* start *

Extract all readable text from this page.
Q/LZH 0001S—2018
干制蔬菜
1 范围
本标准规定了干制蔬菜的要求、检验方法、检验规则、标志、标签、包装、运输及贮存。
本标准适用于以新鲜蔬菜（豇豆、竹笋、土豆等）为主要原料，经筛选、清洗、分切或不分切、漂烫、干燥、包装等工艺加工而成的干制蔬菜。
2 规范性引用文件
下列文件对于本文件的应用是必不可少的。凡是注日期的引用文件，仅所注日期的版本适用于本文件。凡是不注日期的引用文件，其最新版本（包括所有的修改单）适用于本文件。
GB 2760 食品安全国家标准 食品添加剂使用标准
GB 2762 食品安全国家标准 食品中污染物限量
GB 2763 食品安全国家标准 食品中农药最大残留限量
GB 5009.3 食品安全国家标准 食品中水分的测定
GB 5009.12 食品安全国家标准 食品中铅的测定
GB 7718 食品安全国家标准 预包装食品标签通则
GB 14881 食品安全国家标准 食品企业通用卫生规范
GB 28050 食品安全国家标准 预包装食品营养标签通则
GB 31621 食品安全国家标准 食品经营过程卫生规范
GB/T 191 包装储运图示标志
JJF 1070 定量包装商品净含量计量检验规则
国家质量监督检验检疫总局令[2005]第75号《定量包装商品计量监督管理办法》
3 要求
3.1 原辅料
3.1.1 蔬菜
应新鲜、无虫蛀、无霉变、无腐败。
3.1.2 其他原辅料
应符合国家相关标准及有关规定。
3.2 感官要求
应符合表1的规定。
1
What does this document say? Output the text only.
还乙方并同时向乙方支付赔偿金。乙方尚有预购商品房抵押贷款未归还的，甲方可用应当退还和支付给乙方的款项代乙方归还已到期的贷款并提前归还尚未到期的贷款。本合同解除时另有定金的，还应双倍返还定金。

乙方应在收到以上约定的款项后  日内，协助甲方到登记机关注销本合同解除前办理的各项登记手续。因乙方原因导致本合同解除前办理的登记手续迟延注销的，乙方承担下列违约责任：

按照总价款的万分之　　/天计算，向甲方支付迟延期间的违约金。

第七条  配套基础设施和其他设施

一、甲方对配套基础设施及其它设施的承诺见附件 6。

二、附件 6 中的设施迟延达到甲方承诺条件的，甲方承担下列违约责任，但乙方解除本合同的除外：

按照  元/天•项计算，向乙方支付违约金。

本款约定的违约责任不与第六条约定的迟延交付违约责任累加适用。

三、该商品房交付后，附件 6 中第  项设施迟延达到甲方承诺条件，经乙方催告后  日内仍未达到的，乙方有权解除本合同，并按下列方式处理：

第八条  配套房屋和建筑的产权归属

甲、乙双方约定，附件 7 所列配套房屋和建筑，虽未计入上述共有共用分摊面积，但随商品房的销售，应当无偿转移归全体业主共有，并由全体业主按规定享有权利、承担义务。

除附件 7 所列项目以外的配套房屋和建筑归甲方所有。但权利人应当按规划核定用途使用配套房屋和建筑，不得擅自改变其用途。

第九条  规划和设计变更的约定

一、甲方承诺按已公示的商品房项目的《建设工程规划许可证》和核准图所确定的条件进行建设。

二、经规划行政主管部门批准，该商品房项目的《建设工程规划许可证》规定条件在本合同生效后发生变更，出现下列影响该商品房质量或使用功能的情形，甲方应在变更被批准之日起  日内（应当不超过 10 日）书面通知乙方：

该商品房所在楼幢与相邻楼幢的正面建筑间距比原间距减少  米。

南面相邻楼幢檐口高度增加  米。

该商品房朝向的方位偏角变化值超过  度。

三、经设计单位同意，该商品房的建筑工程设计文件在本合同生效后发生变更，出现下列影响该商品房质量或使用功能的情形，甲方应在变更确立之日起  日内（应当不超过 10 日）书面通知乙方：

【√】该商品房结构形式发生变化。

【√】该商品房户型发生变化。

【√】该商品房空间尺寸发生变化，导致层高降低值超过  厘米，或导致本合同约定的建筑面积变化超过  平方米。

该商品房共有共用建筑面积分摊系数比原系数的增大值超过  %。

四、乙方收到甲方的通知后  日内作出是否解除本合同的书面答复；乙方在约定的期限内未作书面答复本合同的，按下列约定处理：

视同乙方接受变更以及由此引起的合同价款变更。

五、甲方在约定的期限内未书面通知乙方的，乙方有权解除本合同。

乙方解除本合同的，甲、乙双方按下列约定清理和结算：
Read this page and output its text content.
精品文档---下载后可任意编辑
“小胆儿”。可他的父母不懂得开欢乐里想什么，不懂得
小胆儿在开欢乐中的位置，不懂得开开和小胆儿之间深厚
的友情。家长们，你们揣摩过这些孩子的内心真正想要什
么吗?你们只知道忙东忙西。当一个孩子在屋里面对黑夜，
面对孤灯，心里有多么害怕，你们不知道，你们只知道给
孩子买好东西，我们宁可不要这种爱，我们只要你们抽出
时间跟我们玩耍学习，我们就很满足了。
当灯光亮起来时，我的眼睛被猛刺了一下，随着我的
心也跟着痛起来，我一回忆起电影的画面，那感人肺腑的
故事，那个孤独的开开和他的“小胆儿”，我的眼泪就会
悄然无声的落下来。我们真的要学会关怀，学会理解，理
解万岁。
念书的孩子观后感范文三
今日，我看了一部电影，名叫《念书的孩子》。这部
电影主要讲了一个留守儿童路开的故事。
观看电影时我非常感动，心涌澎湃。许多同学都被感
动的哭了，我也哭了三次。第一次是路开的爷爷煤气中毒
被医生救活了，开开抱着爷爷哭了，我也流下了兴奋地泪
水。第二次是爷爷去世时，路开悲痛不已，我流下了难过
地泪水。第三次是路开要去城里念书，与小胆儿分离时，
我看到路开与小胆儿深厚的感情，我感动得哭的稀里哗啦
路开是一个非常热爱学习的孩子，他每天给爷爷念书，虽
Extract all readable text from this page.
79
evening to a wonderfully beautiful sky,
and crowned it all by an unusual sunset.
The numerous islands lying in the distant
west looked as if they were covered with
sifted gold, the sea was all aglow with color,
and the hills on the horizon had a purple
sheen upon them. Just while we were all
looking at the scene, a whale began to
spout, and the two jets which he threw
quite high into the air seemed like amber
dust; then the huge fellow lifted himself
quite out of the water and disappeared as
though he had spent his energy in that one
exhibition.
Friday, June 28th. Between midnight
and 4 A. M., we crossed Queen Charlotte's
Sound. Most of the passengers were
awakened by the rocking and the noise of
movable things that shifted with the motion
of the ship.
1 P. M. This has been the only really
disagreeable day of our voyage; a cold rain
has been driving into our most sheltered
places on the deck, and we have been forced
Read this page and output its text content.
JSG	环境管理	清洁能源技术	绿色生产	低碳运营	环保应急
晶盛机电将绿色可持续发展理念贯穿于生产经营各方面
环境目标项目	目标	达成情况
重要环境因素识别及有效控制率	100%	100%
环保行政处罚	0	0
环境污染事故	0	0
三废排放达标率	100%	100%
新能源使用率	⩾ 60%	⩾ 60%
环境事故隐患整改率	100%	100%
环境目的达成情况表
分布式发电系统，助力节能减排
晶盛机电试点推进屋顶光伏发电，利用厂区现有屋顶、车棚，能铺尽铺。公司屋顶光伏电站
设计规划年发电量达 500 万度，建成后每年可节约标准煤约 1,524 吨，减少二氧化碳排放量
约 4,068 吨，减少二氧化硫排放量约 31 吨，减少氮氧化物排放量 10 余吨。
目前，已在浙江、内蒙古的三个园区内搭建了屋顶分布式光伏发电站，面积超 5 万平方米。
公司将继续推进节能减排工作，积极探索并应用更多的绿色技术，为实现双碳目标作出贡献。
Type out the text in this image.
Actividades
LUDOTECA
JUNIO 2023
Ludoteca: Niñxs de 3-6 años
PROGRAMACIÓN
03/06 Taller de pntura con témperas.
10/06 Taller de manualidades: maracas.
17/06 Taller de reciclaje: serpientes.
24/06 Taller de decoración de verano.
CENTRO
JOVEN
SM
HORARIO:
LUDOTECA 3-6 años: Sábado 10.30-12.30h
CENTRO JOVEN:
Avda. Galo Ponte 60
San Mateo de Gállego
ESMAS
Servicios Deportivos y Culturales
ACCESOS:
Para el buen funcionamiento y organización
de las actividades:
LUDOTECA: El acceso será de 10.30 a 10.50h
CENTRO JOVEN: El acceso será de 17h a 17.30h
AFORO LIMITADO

* end *

Goal of the exercise
Go through the records above and copy every line with the word "应当不超过".

Task answer
二、经规划行政主管部门批准，该商品房项目的《建设工程规划许可证》规定条件在本合同生效后发生变更，出现下列影响该商品房质量或使用功能的情形，甲方应在变更被批准之日起  日内（应当不超过 10 日）书面通知乙方：
三、经设计单位同意，该商品房的建筑工程设计文件在本合同生效后发生变更，出现下列影响该商品房质量或使用功能的情形，甲方应在变更确立之日起  日内（应当不超过 10 日）书面通知乙方：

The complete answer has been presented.